■ Task requirements: Copy out the lines below word for word, leaving out the pictures.

[START OF Data entries]

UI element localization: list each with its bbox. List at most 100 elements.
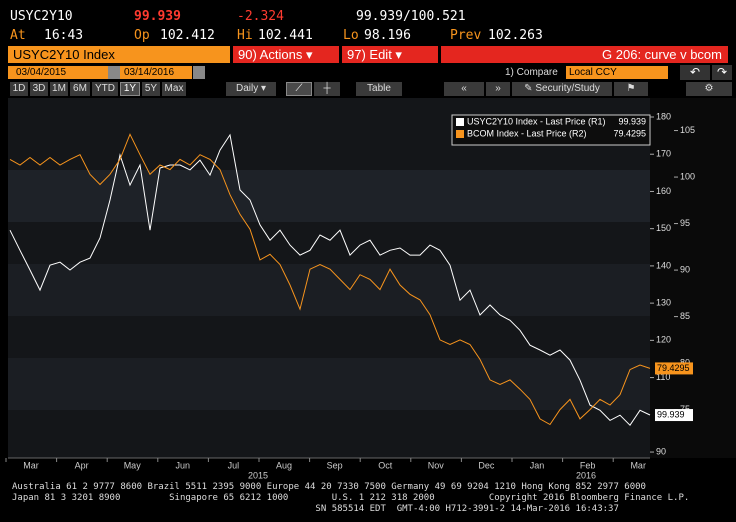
flag-button[interactable]: ⚑ (614, 82, 648, 96)
high-label: Hi (237, 28, 253, 43)
x-tick-label: Nov (428, 460, 445, 470)
axis-background (650, 98, 736, 458)
x-tick-label: Jul (228, 460, 240, 470)
period-button[interactable]: YTD (92, 82, 118, 96)
last-value-label: 79.4295 (657, 363, 690, 373)
legend-box (451, 114, 651, 146)
frequency-dropdown[interactable]: Daily ▾ (226, 82, 276, 96)
year-label: 2016 (576, 470, 596, 480)
period-button[interactable]: 6M (70, 82, 90, 96)
footer-line: SN 585514 EDT GMT-4:00 H712-3991-2 14-Ma… (12, 504, 619, 514)
legend: USYC2Y10 Index - Last Price (R1) 99.939 BC… (451, 114, 651, 146)
chart: USYC2Y10 Index - Last Price (R1) 99.939 BC… (5, 98, 736, 480)
plot-band (8, 264, 650, 316)
year-label: 2015 (248, 470, 268, 480)
scroll-left[interactable]: « (444, 82, 484, 96)
y-tick-label: 140 (656, 260, 671, 270)
x-tick-label: Jan (530, 460, 545, 470)
page-title: G 206: curve v bcom (441, 46, 728, 63)
currency-field[interactable] (566, 66, 668, 79)
ticker: USYC2Y10 (10, 9, 73, 24)
time-label: At (10, 28, 26, 43)
plot-band (8, 358, 650, 410)
table-button[interactable]: Table (356, 82, 402, 96)
y2-tick-label: 105 (680, 125, 695, 135)
legend-swatch (456, 130, 464, 138)
crosshair-tool[interactable]: ┼ (314, 82, 340, 96)
y-tick-label: 90 (656, 446, 666, 456)
end-date: 03/14/2016 (124, 67, 175, 78)
period-button[interactable]: 1M (50, 82, 68, 96)
legend-value: 99.939 (618, 116, 646, 126)
y-tick-label: 170 (656, 149, 671, 159)
settings-button[interactable]: ⚙ (686, 82, 732, 96)
y2-tick-label: 95 (680, 218, 690, 228)
last-value-tag (655, 409, 693, 422)
high: 102.441 (258, 28, 313, 43)
end-date-field[interactable] (120, 66, 192, 79)
prev-label: Prev (450, 28, 482, 43)
legend-swatch (456, 118, 464, 126)
y-tick-label: 120 (656, 335, 671, 345)
x-tick-label: May (124, 460, 142, 470)
y2-tick-label: 85 (680, 311, 690, 321)
y2-tick-label: 75 (680, 404, 690, 414)
period-button[interactable]: Max (162, 82, 186, 96)
y2-tick-label: 100 (680, 171, 695, 181)
frequency: Daily (235, 83, 259, 94)
y-tick-label: 180 (656, 111, 671, 121)
x-tick-label: Mar (630, 460, 646, 470)
x-tick-label: Sep (327, 460, 343, 470)
open-label: Op (134, 28, 150, 43)
calendar-icon[interactable] (193, 66, 205, 79)
plot-band (8, 170, 650, 222)
edit-button[interactable]: 97) Edit ▾ (342, 46, 438, 63)
y-tick-label: 150 (656, 223, 671, 233)
y-tick-label: 130 (656, 298, 671, 308)
legend-label: BCOM Index - Last Price (R2) (467, 128, 587, 138)
last-price: 99.939 (134, 9, 181, 24)
security-study-button[interactable]: ✎ Security/Study (512, 82, 612, 96)
period-button[interactable]: 1Y (120, 82, 140, 96)
line-tool[interactable]: ⟋ (286, 82, 312, 96)
edit-label: 97) Edit (347, 47, 392, 62)
footer-line: Australia 61 2 9777 8600 Brazil 5511 239… (12, 482, 646, 492)
x-tick-label: Oct (378, 460, 393, 470)
net-change: -2.324 (237, 9, 284, 24)
legend-label: USYC2Y10 Index - Last Price (R1) (467, 116, 606, 126)
price-line (9, 133, 651, 426)
price-line (9, 133, 651, 426)
period-button[interactable]: 1D (10, 82, 28, 96)
start-date: 03/04/2015 (16, 67, 67, 78)
x-tick-label: Mar (23, 460, 39, 470)
currency: Local CCY (569, 67, 617, 78)
actions-button[interactable]: 90) Actions ▾ (233, 46, 339, 63)
x-tick-label: Feb (580, 460, 596, 470)
x-tick-label: Aug (276, 460, 292, 470)
back-button[interactable]: ↶ (680, 65, 710, 80)
y-tick-label: 160 (656, 186, 671, 196)
security-study: Security/Study (535, 83, 600, 94)
scroll-right[interactable]: » (486, 82, 510, 96)
legend-value: 79.4295 (613, 128, 646, 138)
open: 102.412 (160, 28, 215, 43)
x-tick-label: Apr (75, 460, 89, 470)
period-button[interactable]: 3D (30, 82, 48, 96)
y2-tick-label: 90 (680, 264, 690, 274)
start-date-field[interactable] (8, 66, 108, 79)
low-label: Lo (343, 28, 359, 43)
footer-line: Japan 81 3 3201 8900 Singapore 65 6212 1… (12, 493, 690, 503)
x-tick-label: Dec (478, 460, 495, 470)
forward-button[interactable]: ↷ (712, 65, 732, 80)
last-value-label: 99.939 (657, 409, 685, 419)
bid-ask: 99.939/100.521 (356, 9, 466, 24)
security-bar: USYC2Y10 Index (8, 46, 230, 63)
time: 16:43 (44, 28, 84, 43)
last-value-tag (655, 362, 693, 375)
period-button[interactable]: 5Y (142, 82, 160, 96)
calendar-icon[interactable] (108, 66, 120, 79)
prev: 102.263 (488, 28, 543, 43)
x-tick-label: Jun (176, 460, 191, 470)
actions-label: 90) Actions (238, 47, 303, 62)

[END OF Data entries]

■ Output for this task:
UI element localization: list each with its bbox. List at most 100 elements.
flag-button[interactable]: ⚑ (614, 82, 648, 96)
high-label: Hi (237, 28, 253, 43)
x-tick-label: Nov (428, 460, 445, 470)
axis-background (650, 98, 736, 458)
x-tick-label: Jul (228, 460, 240, 470)
period-button[interactable]: YTD (92, 82, 118, 96)
last-value-label: 79.4295 (657, 363, 690, 373)
legend-box (451, 114, 651, 146)
frequency-dropdown[interactable]: Daily ▾ (226, 82, 276, 96)
year-label: 2016 (576, 470, 596, 480)
period-button[interactable]: 6M (70, 82, 90, 96)
footer-line: SN 585514 EDT GMT-4:00 H712-3991-2 14-Ma… (12, 504, 619, 514)
legend: USYC2Y10 Index - Last Price (R1) 99.939 BC… (451, 114, 651, 146)
chart: USYC2Y10 Index - Last Price (R1) 99.939 BC… (5, 98, 736, 480)
plot-band (8, 264, 650, 316)
year-label: 2015 (248, 470, 268, 480)
scroll-left[interactable]: « (444, 82, 484, 96)
y-tick-label: 140 (656, 260, 671, 270)
x-tick-label: Jan (530, 460, 545, 470)
page-title: G 206: curve v bcom (441, 46, 728, 63)
currency-field[interactable] (566, 66, 668, 79)
ticker: USYC2Y10 (10, 9, 73, 24)
time-label: At (10, 28, 26, 43)
plot-band (8, 358, 650, 410)
table-button[interactable]: Table (356, 82, 402, 96)
y2-tick-label: 105 (680, 125, 695, 135)
legend-swatch (456, 130, 464, 138)
crosshair-tool[interactable]: ┼ (314, 82, 340, 96)
y-tick-label: 90 (656, 446, 666, 456)
end-date: 03/14/2016 (124, 67, 175, 78)
period-button[interactable]: 1M (50, 82, 68, 96)
legend-value: 99.939 (618, 116, 646, 126)
y-tick-label: 170 (656, 149, 671, 159)
settings-button[interactable]: ⚙ (686, 82, 732, 96)
y2-tick-label: 95 (680, 218, 690, 228)
last-value-tag (655, 409, 693, 422)
high: 102.441 (258, 28, 313, 43)
end-date-field[interactable] (120, 66, 192, 79)
prev-label: Prev (450, 28, 482, 43)
legend-swatch (456, 118, 464, 126)
y-tick-label: 120 (656, 335, 671, 345)
x-tick-label: May (124, 460, 142, 470)
y2-tick-label: 85 (680, 311, 690, 321)
y2-tick-label: 75 (680, 404, 690, 414)
period-button[interactable]: Max (162, 82, 186, 96)
y2-tick-label: 100 (680, 171, 695, 181)
frequency: Daily (235, 83, 259, 94)
y-tick-label: 180 (656, 111, 671, 121)
x-tick-label: Mar (630, 460, 646, 470)
x-tick-label: Sep (327, 460, 343, 470)
open-label: Op (134, 28, 150, 43)
calendar-icon[interactable] (193, 66, 205, 79)
plot-band (8, 170, 650, 222)
edit-button[interactable]: 97) Edit ▾ (342, 46, 438, 63)
y-tick-label: 150 (656, 223, 671, 233)
y-tick-label: 130 (656, 298, 671, 308)
legend-label: BCOM Index - Last Price (R2) (467, 128, 587, 138)
last-price: 99.939 (134, 9, 181, 24)
security-study-button[interactable]: ✎ Security/Study (512, 82, 612, 96)
period-button[interactable]: 1Y (120, 82, 140, 96)
line-tool[interactable]: ⟋ (286, 82, 312, 96)
edit-label: 97) Edit (347, 47, 392, 62)
footer-line: Australia 61 2 9777 8600 Brazil 5511 239… (12, 482, 646, 492)
x-tick-label: Oct (378, 460, 393, 470)
net-change: -2.324 (237, 9, 284, 24)
legend-label: USYC2Y10 Index - Last Price (R1) (467, 116, 606, 126)
price-line (9, 133, 651, 426)
price-line (9, 133, 651, 426)
period-button[interactable]: 1D (10, 82, 28, 96)
start-date: 03/04/2015 (16, 67, 67, 78)
x-tick-label: Mar (23, 460, 39, 470)
currency: Local CCY (569, 67, 617, 78)
actions-button[interactable]: 90) Actions ▾ (233, 46, 339, 63)
x-tick-label: Feb (580, 460, 596, 470)
x-tick-label: Aug (276, 460, 292, 470)
back-button[interactable]: ↶ (680, 65, 710, 80)
y-tick-label: 160 (656, 186, 671, 196)
security-study: Security/Study (535, 83, 600, 94)
scroll-right[interactable]: » (486, 82, 510, 96)
legend-value: 79.4295 (613, 128, 646, 138)
open: 102.412 (160, 28, 215, 43)
x-tick-label: Apr (75, 460, 89, 470)
period-button[interactable]: 3D (30, 82, 48, 96)
y2-tick-label: 90 (680, 264, 690, 274)
start-date-field[interactable] (8, 66, 108, 79)
low-label: Lo (343, 28, 359, 43)
footer-line: Japan 81 3 3201 8900 Singapore 65 6212 1… (12, 493, 690, 503)
x-tick-label: Dec (478, 460, 495, 470)
forward-button[interactable]: ↷ (712, 65, 732, 80)
last-value-label: 99.939 (657, 409, 685, 419)
bid-ask: 99.939/100.521 (356, 9, 466, 24)
security-bar: USYC2Y10 Index (8, 46, 230, 63)
time: 16:43 (44, 28, 84, 43)
last-value-tag (655, 362, 693, 375)
period-button[interactable]: 5Y (142, 82, 160, 96)
calendar-icon[interactable] (108, 66, 120, 79)
prev: 102.263 (488, 28, 543, 43)
x-tick-label: Jun (176, 460, 191, 470)
actions-label: 90) Actions (238, 47, 303, 62)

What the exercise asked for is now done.